Print the records below exactly as they appear.

** Begin INPUT RECORDS **

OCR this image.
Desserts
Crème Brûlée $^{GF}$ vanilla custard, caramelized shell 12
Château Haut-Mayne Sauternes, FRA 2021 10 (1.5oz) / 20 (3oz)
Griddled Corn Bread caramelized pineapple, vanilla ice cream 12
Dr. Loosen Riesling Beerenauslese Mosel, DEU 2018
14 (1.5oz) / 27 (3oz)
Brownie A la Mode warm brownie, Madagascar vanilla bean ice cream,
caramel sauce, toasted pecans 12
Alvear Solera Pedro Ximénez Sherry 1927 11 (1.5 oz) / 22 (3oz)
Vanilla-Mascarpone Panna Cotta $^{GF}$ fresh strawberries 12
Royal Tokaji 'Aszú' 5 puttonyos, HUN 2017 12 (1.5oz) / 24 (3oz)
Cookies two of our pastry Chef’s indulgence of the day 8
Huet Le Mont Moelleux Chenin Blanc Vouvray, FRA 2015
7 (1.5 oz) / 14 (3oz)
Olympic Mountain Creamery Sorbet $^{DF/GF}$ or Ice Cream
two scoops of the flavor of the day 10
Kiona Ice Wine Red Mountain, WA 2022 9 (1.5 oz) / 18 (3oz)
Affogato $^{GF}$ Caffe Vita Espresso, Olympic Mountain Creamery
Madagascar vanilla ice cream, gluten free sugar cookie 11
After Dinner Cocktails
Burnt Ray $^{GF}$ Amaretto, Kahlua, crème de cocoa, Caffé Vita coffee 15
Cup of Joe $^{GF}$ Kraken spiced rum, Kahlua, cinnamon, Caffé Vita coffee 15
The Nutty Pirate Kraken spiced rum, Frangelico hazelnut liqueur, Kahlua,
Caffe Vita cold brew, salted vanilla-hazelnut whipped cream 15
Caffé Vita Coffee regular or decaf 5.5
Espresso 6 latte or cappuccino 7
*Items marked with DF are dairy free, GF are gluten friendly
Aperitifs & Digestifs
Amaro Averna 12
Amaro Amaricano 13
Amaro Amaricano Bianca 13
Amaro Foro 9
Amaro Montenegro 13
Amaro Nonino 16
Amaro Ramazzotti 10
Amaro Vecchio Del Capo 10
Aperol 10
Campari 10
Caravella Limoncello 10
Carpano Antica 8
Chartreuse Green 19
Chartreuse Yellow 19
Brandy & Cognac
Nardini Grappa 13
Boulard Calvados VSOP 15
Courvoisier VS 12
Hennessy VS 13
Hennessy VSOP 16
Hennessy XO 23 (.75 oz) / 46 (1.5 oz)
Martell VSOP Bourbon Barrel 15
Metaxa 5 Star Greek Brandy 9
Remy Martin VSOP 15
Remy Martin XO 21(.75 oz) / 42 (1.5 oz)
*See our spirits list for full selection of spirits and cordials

** End INPUT RECORDS **

| ANSWER TO THE TASK |
OCR this image.
Desserts
Crème Brûlée $^{GF}$ vanilla custard, caramelized shell 12
Château Haut-Mayne Sauternes, FRA 2021 10 (1.5oz) / 20 (3oz)
Griddled Corn Bread caramelized pineapple, vanilla ice cream 12
Dr. Loosen Riesling Beerenauslese Mosel, DEU 2018
14 (1.5oz) / 27 (3oz)
Brownie A la Mode warm brownie, Madagascar vanilla bean ice cream,
caramel sauce, toasted pecans 12
Alvear Solera Pedro Ximénez Sherry 1927 11 (1.5 oz) / 22 (3oz)
Vanilla-Mascarpone Panna Cotta $^{GF}$ fresh strawberries 12
Royal Tokaji 'Aszú' 5 puttonyos, HUN 2017 12 (1.5oz) / 24 (3oz)
Cookies two of our pastry Chef’s indulgence of the day 8
Huet Le Mont Moelleux Chenin Blanc Vouvray, FRA 2015
7 (1.5 oz) / 14 (3oz)
Olympic Mountain Creamery Sorbet $^{DF/GF}$ or Ice Cream
two scoops of the flavor of the day 10
Kiona Ice Wine Red Mountain, WA 2022 9 (1.5 oz) / 18 (3oz)
Affogato $^{GF}$ Caffe Vita Espresso, Olympic Mountain Creamery
Madagascar vanilla ice cream, gluten free sugar cookie 11
After Dinner Cocktails
Burnt Ray $^{GF}$ Amaretto, Kahlua, crème de cocoa, Caffé Vita coffee 15
Cup of Joe $^{GF}$ Kraken spiced rum, Kahlua, cinnamon, Caffé Vita coffee 15
The Nutty Pirate Kraken spiced rum, Frangelico hazelnut liqueur, Kahlua,
Caffe Vita cold brew, salted vanilla-hazelnut whipped cream 15
Caffé Vita Coffee regular or decaf 5.5
Espresso 6 latte or cappuccino 7
*Items marked with DF are dairy free, GF are gluten friendly
Aperitifs & Digestifs
Amaro Averna 12
Amaro Amaricano 13
Amaro Amaricano Bianca 13
Amaro Foro 9
Amaro Montenegro 13
Amaro Nonino 16
Amaro Ramazzotti 10
Amaro Vecchio Del Capo 10
Aperol 10
Campari 10
Caravella Limoncello 10
Carpano Antica 8
Chartreuse Green 19
Chartreuse Yellow 19
Brandy & Cognac
Nardini Grappa 13
Boulard Calvados VSOP 15
Courvoisier VS 12
Hennessy VS 13
Hennessy VSOP 16
Hennessy XO 23 (.75 oz) / 46 (1.5 oz)
Martell VSOP Bourbon Barrel 15
Metaxa 5 Star Greek Brandy 9
Remy Martin VSOP 15
Remy Martin XO 21(.75 oz) / 42 (1.5 oz)
*See our spirits list for full selection of spirits and cordials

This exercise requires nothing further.